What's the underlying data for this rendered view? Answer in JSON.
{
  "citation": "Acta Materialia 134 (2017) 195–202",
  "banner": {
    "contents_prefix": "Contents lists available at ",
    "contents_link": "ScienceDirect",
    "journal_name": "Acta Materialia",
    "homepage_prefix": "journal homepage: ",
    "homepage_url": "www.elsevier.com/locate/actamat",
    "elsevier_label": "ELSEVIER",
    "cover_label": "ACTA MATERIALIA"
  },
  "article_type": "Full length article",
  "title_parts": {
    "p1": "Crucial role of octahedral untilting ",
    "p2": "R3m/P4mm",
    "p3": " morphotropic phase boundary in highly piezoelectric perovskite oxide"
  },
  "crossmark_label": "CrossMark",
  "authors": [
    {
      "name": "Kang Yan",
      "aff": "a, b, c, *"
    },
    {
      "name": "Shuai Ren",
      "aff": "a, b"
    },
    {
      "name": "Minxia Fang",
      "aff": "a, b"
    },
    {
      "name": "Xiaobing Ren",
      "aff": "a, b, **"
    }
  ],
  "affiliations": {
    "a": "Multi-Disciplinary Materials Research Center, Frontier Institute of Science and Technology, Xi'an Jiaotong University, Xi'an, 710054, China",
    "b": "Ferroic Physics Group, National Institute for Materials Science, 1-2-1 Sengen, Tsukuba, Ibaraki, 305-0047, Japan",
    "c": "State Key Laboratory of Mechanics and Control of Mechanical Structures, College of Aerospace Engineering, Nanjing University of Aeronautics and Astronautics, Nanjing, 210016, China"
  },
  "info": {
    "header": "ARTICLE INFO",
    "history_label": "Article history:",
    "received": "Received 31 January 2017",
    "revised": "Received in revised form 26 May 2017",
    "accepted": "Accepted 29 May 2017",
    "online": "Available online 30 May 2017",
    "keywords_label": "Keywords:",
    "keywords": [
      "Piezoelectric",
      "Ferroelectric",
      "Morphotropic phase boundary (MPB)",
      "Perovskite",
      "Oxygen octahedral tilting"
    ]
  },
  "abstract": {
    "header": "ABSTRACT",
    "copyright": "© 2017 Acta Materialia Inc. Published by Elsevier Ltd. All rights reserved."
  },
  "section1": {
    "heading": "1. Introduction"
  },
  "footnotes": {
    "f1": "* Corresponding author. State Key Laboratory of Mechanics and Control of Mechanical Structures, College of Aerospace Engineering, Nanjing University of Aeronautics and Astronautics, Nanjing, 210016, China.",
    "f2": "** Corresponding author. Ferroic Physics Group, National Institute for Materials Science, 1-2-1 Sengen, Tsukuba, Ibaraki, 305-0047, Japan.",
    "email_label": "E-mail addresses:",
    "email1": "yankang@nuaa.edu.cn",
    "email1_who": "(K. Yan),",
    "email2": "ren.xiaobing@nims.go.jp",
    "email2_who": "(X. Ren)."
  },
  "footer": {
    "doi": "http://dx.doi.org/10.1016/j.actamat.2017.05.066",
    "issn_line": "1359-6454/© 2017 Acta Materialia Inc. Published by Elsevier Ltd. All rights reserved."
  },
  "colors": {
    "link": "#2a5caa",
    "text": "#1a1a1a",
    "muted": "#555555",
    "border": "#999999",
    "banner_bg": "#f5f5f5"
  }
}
---
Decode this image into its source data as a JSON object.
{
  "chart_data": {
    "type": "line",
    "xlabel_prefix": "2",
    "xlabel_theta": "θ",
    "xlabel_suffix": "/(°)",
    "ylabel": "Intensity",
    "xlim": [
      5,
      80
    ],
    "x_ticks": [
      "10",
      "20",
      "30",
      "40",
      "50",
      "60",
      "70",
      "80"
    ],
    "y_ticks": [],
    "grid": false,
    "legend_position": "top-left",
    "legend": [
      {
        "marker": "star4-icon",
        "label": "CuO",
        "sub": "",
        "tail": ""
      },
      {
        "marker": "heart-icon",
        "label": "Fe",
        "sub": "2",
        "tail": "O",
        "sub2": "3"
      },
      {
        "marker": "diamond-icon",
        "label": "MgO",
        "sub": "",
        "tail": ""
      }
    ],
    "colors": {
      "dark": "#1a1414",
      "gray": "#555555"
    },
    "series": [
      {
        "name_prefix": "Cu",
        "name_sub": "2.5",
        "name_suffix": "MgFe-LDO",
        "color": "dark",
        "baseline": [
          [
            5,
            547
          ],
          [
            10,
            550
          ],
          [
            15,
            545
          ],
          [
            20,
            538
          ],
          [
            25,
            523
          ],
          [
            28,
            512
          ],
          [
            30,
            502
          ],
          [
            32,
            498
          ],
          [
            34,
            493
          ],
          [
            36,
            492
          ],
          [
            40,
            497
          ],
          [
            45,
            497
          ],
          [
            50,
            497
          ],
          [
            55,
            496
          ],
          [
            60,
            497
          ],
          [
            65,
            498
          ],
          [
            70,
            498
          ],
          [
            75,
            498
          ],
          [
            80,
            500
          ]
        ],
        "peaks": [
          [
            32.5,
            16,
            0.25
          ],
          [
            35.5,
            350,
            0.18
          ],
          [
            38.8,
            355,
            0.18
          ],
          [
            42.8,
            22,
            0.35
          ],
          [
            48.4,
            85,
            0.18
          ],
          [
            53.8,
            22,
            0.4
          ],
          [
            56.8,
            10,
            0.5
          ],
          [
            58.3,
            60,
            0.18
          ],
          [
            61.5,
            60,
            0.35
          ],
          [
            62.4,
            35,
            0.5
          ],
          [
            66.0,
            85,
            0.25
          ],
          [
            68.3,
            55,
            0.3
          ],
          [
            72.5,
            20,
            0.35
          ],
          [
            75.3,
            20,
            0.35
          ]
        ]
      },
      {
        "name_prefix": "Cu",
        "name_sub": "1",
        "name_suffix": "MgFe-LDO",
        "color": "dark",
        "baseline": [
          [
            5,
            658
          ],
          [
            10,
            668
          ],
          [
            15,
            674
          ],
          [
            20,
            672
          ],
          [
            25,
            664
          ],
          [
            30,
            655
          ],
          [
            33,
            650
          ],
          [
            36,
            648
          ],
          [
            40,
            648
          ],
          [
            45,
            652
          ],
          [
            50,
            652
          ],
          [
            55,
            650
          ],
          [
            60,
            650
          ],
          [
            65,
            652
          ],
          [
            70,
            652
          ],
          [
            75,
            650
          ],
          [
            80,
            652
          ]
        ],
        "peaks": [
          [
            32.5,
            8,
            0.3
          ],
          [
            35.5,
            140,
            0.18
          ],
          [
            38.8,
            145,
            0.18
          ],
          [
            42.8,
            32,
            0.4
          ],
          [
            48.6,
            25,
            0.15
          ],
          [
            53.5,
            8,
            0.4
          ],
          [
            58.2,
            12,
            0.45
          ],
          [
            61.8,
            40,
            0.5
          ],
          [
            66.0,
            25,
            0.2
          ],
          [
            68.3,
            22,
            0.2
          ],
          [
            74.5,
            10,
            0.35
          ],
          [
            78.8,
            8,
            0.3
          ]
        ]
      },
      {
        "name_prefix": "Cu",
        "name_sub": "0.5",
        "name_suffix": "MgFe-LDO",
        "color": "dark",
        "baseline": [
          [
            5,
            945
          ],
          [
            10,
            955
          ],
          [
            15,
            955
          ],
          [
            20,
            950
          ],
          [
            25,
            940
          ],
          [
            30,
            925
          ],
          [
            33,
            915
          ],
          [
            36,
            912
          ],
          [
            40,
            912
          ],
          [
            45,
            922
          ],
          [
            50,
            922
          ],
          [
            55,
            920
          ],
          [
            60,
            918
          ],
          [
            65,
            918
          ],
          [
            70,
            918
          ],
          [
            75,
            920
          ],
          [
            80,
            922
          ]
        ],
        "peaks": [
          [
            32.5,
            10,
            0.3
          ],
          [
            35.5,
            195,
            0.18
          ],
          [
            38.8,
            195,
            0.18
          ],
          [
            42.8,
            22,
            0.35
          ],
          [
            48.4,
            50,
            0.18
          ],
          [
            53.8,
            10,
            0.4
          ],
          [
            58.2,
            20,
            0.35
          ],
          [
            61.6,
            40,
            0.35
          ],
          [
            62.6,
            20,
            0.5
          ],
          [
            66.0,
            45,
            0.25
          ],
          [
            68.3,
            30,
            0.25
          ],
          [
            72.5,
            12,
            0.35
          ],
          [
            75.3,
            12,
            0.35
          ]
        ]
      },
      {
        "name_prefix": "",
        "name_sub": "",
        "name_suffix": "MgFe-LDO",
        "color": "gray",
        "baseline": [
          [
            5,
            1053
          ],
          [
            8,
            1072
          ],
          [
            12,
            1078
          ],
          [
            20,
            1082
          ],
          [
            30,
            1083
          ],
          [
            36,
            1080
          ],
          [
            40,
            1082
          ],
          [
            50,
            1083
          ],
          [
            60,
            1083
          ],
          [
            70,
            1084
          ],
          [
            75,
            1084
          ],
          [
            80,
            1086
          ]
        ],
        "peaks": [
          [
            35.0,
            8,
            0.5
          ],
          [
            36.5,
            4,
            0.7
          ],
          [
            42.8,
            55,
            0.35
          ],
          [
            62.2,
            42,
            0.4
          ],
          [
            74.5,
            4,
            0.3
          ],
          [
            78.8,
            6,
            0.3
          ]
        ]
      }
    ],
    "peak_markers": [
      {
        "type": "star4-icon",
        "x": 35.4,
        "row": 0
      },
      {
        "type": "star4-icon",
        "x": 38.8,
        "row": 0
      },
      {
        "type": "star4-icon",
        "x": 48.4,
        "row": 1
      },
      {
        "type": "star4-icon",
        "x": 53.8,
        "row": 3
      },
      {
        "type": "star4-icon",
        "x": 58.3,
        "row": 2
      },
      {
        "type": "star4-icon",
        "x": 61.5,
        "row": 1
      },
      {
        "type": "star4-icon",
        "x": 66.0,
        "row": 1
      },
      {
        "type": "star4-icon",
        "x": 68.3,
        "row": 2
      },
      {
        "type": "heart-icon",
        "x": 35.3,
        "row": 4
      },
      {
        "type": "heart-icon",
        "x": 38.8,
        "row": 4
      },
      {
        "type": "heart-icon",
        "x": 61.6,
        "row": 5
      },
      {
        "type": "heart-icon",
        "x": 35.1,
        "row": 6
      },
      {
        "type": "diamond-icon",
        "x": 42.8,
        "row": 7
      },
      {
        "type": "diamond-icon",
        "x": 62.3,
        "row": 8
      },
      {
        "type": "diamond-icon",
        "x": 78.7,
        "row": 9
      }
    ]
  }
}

• [Task requirements] Isolate each line of the listing above that includes "Received". Copy it.

• [Output]
    "received": "Received 31 January 2017",
    "revised": "Received in revised form 26 May 2017",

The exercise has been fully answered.